◆ Given instruction: Identify the lines that contain the word "United", then copy them.

◆ Supplied records:
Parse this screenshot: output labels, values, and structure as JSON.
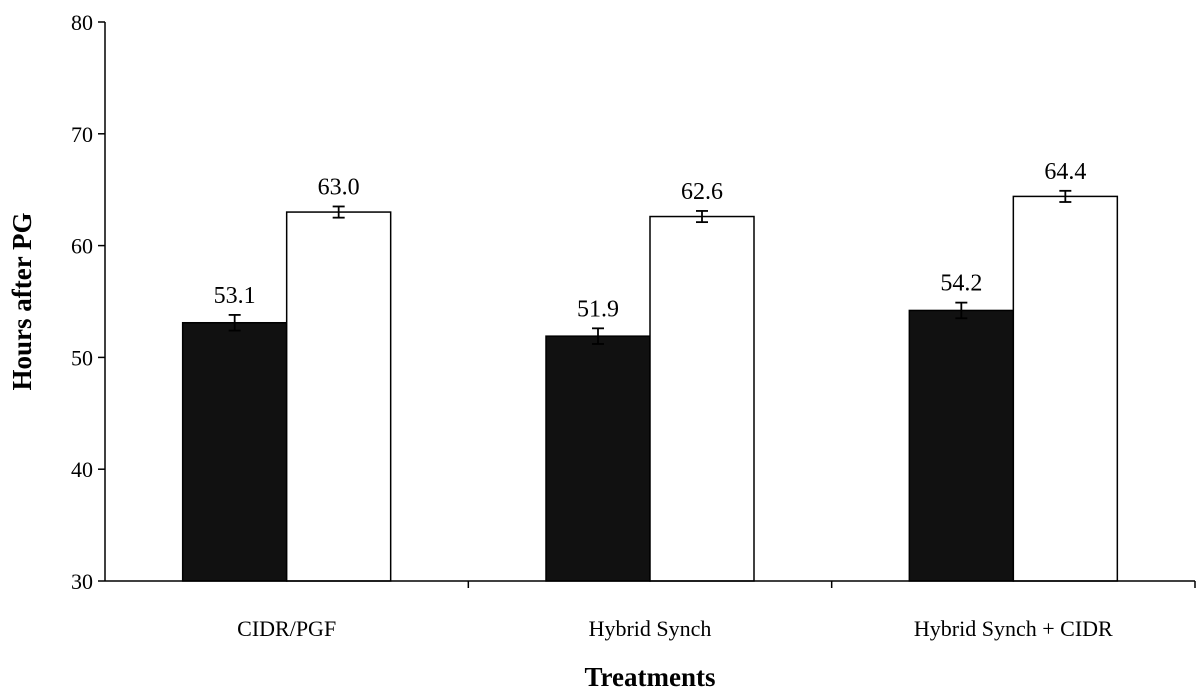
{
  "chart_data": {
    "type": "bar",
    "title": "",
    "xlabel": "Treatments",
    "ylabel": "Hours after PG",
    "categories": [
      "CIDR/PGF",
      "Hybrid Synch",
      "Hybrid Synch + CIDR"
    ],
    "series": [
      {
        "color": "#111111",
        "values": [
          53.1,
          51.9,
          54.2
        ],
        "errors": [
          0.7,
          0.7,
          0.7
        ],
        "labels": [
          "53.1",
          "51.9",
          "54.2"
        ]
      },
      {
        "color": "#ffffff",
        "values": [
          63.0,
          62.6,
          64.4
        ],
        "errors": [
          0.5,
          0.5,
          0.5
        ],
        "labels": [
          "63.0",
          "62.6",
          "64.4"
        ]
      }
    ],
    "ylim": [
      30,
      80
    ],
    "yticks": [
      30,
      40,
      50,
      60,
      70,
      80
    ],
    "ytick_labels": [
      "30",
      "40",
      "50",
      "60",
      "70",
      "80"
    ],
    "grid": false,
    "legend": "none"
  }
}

==

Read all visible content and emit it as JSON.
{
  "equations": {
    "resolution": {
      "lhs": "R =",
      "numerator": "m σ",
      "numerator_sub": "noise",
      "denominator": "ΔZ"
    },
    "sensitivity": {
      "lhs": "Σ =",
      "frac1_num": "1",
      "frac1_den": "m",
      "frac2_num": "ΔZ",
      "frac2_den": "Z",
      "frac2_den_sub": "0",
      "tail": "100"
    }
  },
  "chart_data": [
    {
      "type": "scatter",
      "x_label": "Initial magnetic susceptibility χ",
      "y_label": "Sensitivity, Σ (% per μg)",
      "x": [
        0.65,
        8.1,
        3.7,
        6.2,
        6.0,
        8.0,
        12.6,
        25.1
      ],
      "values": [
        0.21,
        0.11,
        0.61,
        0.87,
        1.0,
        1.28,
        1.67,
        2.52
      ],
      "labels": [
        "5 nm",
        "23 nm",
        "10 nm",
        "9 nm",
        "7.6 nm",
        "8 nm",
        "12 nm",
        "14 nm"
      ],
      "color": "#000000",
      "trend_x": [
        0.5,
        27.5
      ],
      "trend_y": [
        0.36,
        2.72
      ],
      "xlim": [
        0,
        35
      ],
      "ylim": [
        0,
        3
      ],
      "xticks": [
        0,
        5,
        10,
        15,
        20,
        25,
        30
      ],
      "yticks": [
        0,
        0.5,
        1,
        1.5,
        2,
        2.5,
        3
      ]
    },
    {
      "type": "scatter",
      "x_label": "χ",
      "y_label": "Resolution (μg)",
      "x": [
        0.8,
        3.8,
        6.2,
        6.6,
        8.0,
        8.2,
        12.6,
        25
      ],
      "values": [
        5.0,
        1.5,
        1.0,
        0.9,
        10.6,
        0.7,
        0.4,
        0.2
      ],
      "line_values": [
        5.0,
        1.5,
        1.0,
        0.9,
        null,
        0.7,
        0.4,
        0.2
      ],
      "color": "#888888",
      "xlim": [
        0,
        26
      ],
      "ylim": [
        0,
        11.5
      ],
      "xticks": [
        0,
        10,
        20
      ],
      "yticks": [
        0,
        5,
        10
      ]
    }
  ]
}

==

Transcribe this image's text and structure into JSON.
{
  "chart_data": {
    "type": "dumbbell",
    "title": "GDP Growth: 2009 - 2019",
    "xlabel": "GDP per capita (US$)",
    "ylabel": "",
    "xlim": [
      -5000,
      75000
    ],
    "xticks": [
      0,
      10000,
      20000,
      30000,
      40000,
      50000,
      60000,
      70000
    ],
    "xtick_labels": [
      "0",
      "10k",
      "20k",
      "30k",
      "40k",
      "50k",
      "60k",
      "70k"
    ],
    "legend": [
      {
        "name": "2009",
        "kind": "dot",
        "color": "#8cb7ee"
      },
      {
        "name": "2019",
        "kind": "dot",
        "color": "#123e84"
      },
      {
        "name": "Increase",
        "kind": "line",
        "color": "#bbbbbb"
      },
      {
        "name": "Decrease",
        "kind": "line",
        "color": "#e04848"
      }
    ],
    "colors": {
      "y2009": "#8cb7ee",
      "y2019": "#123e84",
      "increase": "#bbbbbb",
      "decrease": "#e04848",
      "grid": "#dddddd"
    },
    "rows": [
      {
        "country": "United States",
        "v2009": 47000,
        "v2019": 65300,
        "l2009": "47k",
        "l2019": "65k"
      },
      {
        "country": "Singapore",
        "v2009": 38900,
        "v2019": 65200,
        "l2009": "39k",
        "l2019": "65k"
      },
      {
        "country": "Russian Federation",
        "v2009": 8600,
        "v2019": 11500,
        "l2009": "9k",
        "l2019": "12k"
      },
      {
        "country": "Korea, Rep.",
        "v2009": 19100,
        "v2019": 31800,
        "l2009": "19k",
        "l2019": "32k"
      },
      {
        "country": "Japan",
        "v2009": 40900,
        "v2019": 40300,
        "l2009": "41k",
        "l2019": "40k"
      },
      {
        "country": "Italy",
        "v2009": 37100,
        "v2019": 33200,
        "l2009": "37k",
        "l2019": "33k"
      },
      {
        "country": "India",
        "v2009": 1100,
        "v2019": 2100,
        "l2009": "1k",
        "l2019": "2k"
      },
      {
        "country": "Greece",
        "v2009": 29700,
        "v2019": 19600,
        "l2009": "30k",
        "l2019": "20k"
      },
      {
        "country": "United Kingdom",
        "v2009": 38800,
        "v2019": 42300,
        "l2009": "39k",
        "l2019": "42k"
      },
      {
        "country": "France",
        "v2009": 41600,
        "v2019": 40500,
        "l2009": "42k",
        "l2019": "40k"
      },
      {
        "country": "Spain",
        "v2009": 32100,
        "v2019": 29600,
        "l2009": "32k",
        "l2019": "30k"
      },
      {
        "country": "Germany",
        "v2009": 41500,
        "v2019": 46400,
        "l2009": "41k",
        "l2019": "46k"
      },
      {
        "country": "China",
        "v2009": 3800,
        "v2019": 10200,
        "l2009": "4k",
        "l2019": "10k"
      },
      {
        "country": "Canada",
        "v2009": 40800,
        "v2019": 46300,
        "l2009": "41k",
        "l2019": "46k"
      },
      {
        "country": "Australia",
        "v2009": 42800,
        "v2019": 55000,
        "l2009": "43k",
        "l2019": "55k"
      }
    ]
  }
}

◆ Task output:
        "country": "United States",
        "country": "United Kingdom",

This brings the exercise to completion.